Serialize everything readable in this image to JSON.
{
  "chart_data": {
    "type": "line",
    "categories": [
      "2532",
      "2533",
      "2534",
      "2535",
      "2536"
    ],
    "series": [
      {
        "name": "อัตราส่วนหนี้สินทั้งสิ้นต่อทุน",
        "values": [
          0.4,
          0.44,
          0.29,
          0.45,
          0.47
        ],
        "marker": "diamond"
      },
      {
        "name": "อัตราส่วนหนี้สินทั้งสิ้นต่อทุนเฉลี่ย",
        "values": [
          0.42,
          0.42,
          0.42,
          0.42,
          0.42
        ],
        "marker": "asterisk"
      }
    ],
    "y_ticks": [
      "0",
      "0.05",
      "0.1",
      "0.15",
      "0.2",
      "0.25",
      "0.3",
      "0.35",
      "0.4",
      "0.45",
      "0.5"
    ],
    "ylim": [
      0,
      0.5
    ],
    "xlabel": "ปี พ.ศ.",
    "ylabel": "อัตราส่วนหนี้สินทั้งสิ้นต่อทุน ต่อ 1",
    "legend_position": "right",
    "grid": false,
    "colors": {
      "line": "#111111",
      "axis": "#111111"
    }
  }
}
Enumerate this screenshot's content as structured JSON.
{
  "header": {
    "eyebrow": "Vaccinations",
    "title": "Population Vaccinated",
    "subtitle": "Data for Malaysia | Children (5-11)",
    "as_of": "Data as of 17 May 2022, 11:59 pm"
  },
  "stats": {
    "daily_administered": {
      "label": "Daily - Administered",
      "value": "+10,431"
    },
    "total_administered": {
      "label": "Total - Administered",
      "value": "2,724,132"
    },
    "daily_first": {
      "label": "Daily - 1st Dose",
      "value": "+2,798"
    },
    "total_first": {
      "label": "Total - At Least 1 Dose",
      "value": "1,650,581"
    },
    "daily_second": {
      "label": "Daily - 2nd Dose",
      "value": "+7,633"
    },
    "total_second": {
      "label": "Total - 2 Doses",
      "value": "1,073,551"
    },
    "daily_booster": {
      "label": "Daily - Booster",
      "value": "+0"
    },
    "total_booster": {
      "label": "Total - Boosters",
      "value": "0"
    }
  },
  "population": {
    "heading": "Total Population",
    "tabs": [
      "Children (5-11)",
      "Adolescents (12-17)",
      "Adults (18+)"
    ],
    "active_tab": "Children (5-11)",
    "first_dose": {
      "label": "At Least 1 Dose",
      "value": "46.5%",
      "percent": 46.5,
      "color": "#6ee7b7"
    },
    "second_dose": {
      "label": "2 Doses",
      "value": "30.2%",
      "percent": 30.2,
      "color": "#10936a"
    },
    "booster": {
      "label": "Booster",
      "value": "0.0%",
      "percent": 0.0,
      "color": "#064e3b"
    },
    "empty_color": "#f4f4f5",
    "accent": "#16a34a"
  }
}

Task statement: Type out the entries again, word for word.

Result for this exercise:
Serialize everything readable in this image to JSON.
{
  "chart_data": {
    "type": "line",
    "categories": [
      "2532",
      "2533",
      "2534",
      "2535",
      "2536"
    ],
    "series": [
      {
        "name": "อัตราส่วนหนี้สินทั้งสิ้นต่อทุน",
        "values": [
          0.4,
          0.44,
          0.29,
          0.45,
          0.47
        ],
        "marker": "diamond"
      },
      {
        "name": "อัตราส่วนหนี้สินทั้งสิ้นต่อทุนเฉลี่ย",
        "values": [
          0.42,
          0.42,
          0.42,
          0.42,
          0.42
        ],
        "marker": "asterisk"
      }
    ],
    "y_ticks": [
      "0",
      "0.05",
      "0.1",
      "0.15",
      "0.2",
      "0.25",
      "0.3",
      "0.35",
      "0.4",
      "0.45",
      "0.5"
    ],
    "ylim": [
      0,
      0.5
    ],
    "xlabel": "ปี พ.ศ.",
    "ylabel": "อัตราส่วนหนี้สินทั้งสิ้นต่อทุน ต่อ 1",
    "legend_position": "right",
    "grid": false,
    "colors": {
      "line": "#111111",
      "axis": "#111111"
    }
  }
}
Enumerate this screenshot's content as structured JSON.
{
  "header": {
    "eyebrow": "Vaccinations",
    "title": "Population Vaccinated",
    "subtitle": "Data for Malaysia | Children (5-11)",
    "as_of": "Data as of 17 May 2022, 11:59 pm"
  },
  "stats": {
    "daily_administered": {
      "label": "Daily - Administered",
      "value": "+10,431"
    },
    "total_administered": {
      "label": "Total - Administered",
      "value": "2,724,132"
    },
    "daily_first": {
      "label": "Daily - 1st Dose",
      "value": "+2,798"
    },
    "total_first": {
      "label": "Total - At Least 1 Dose",
      "value": "1,650,581"
    },
    "daily_second": {
      "label": "Daily - 2nd Dose",
      "value": "+7,633"
    },
    "total_second": {
      "label": "Total - 2 Doses",
      "value": "1,073,551"
    },
    "daily_booster": {
      "label": "Daily - Booster",
      "value": "+0"
    },
    "total_booster": {
      "label": "Total - Boosters",
      "value": "0"
    }
  },
  "population": {
    "heading": "Total Population",
    "tabs": [
      "Children (5-11)",
      "Adolescents (12-17)",
      "Adults (18+)"
    ],
    "active_tab": "Children (5-11)",
    "first_dose": {
      "label": "At Least 1 Dose",
      "value": "46.5%",
      "percent": 46.5,
      "color": "#6ee7b7"
    },
    "second_dose": {
      "label": "2 Doses",
      "value": "30.2%",
      "percent": 30.2,
      "color": "#10936a"
    },
    "booster": {
      "label": "Booster",
      "value": "0.0%",
      "percent": 0.0,
      "color": "#064e3b"
    },
    "empty_color": "#f4f4f5",
    "accent": "#16a34a"
  }
}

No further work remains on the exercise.